● Exercise requirements:
Pick out all lines of the entries that include the word "цены" and copy them.

--- Begin Input rows ---

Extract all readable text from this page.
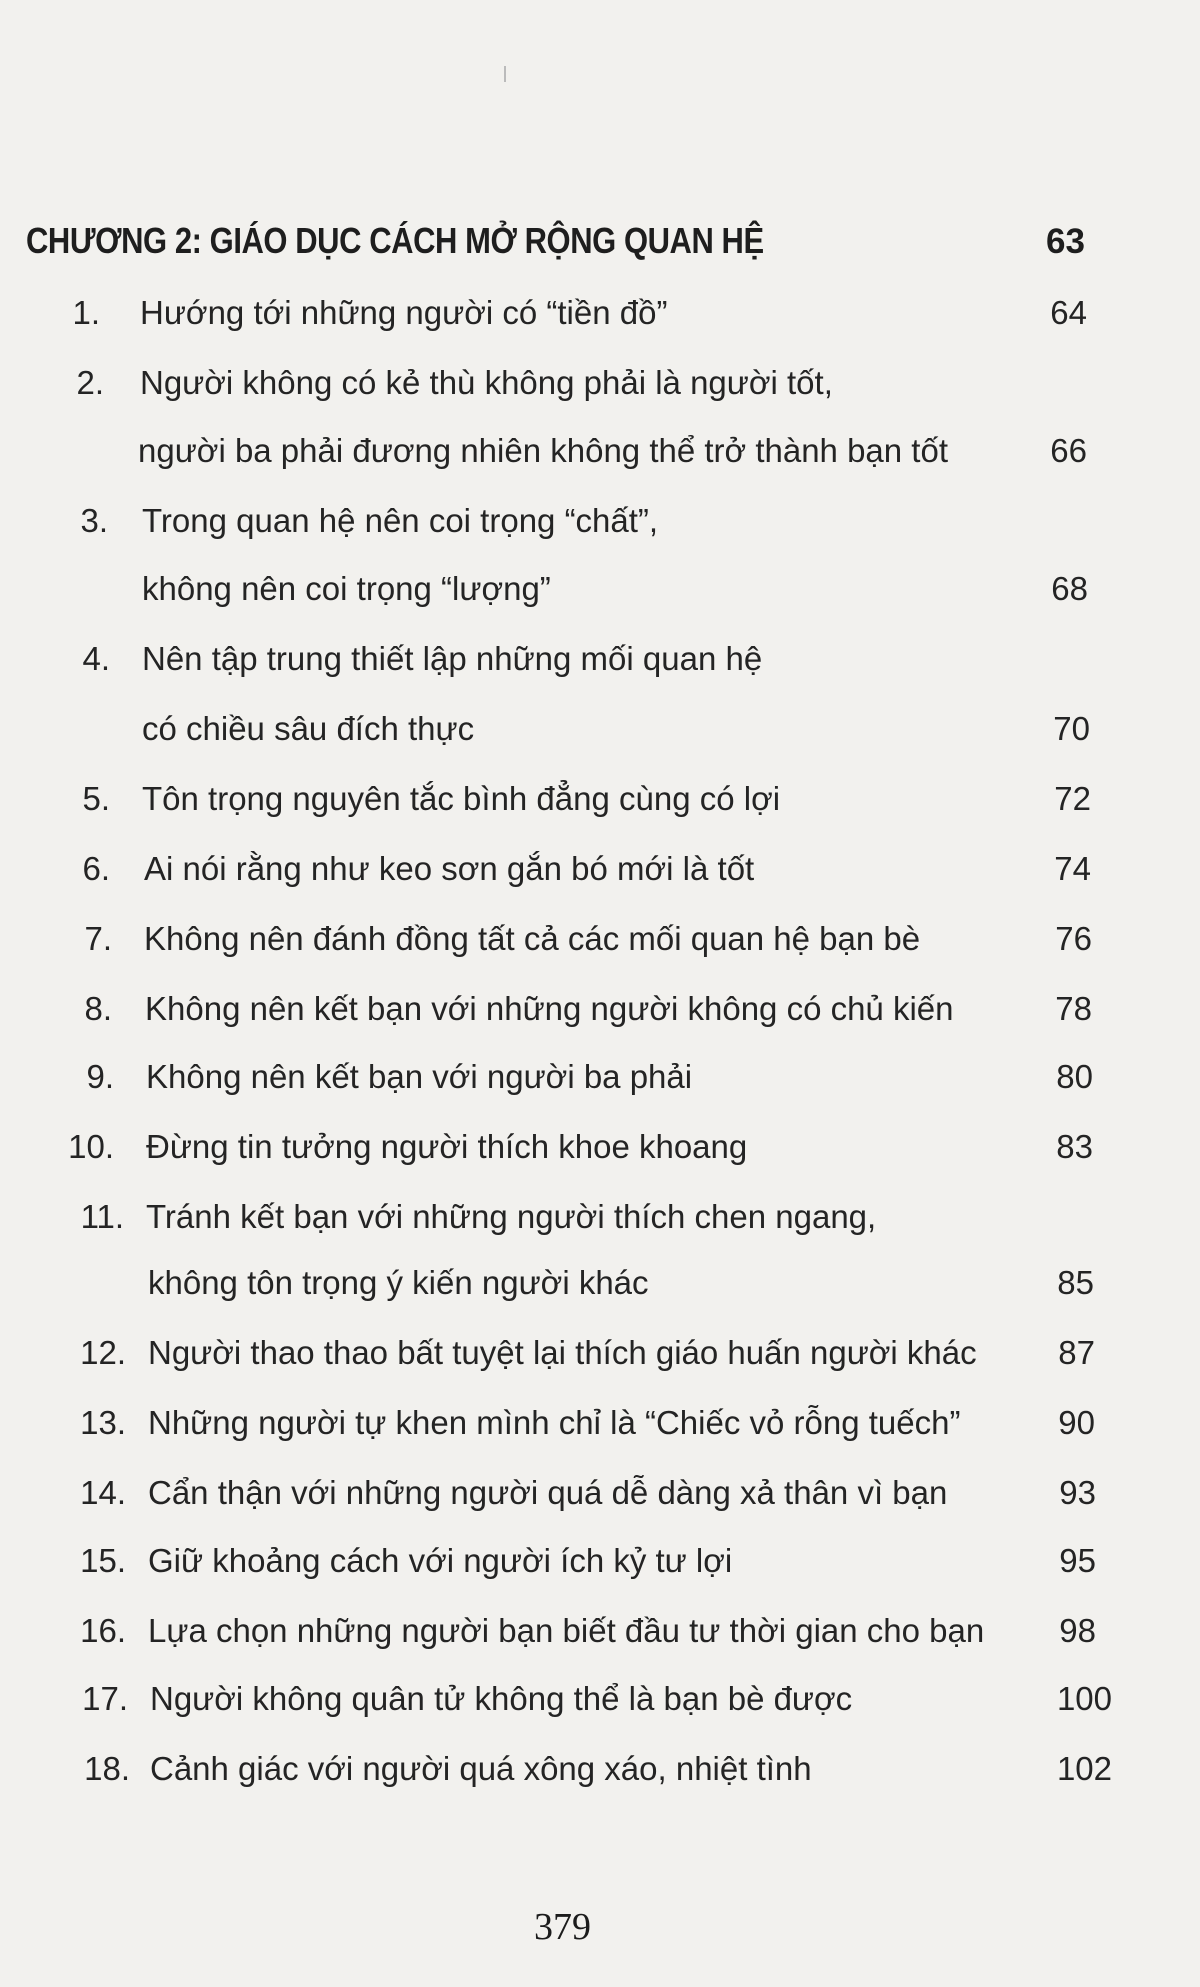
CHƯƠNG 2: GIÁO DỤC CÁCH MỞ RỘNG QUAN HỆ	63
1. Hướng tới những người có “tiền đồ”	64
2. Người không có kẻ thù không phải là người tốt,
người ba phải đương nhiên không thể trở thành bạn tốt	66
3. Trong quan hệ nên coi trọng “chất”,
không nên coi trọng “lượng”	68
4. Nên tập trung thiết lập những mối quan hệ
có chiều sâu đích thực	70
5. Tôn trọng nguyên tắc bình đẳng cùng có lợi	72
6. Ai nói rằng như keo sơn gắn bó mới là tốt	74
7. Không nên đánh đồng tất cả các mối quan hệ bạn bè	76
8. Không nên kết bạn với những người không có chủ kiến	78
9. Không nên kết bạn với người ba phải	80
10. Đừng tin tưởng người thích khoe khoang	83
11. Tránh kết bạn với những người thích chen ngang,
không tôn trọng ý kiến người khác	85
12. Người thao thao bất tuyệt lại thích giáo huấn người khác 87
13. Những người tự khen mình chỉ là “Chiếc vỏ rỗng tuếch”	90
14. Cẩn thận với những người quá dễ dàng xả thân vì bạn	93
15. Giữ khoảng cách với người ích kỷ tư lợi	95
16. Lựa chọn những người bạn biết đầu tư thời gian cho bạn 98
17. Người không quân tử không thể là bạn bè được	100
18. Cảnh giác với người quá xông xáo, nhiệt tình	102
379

--- End Input rows ---
--- Begin Input rows ---

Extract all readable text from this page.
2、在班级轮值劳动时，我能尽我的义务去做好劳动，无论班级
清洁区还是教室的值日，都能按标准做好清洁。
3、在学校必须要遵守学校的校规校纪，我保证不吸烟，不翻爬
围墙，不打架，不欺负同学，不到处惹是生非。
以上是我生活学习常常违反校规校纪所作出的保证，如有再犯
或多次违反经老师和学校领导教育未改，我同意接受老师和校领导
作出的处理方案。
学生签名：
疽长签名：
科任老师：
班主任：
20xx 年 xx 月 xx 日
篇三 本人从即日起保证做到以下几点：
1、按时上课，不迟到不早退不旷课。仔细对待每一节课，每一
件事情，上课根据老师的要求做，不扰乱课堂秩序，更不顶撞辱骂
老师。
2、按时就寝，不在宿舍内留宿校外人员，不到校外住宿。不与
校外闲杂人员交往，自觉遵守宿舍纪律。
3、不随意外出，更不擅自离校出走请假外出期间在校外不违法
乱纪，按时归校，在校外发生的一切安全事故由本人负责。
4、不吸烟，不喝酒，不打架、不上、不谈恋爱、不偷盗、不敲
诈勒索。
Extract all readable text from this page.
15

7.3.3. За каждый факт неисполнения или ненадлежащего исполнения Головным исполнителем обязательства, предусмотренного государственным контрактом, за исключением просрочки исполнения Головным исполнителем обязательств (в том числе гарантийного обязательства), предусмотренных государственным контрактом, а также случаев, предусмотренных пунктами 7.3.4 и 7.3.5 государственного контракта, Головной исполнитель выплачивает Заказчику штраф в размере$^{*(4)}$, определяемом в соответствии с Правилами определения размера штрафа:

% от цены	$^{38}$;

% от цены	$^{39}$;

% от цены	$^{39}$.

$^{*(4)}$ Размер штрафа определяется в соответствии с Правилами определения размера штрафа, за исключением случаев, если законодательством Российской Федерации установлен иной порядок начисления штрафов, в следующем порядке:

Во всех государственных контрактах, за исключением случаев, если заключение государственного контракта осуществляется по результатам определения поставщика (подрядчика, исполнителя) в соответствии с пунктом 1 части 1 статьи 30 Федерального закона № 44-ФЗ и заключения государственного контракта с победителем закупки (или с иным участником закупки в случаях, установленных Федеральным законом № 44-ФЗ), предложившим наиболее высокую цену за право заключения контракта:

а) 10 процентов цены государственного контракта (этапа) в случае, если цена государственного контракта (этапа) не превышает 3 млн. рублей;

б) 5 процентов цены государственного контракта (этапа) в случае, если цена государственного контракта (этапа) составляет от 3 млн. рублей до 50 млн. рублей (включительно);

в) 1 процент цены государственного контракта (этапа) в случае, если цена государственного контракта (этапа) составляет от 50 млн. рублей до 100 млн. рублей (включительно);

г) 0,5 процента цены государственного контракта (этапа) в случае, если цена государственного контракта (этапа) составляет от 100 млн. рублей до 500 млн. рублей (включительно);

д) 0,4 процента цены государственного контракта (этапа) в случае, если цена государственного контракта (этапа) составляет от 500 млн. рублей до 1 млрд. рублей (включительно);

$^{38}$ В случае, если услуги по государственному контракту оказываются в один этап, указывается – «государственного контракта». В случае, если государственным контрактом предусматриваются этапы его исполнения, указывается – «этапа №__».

--- End Input rows ---

● The response:
% от цены	$^{38}$;
% от цены	$^{39}$;
% от цены	$^{39}$.
а) 10 процентов цены государственного контракта (этапа) в случае, если цена государственного контракта (этапа) не превышает 3 млн. рублей;
б) 5 процентов цены государственного контракта (этапа) в случае, если цена государственного контракта (этапа) составляет от 3 млн. рублей до 50 млн. рублей (включительно);
в) 1 процент цены государственного контракта (этапа) в случае, если цена государственного контракта (этапа) составляет от 50 млн. рублей до 100 млн. рублей (включительно);
г) 0,5 процента цены государственного контракта (этапа) в случае, если цена государственного контракта (этапа) составляет от 100 млн. рублей до 500 млн. рублей (включительно);
д) 0,4 процента цены государственного контракта (этапа) в случае, если цена государственного контракта (этапа) составляет от 500 млн. рублей до 1 млрд. рублей (включительно);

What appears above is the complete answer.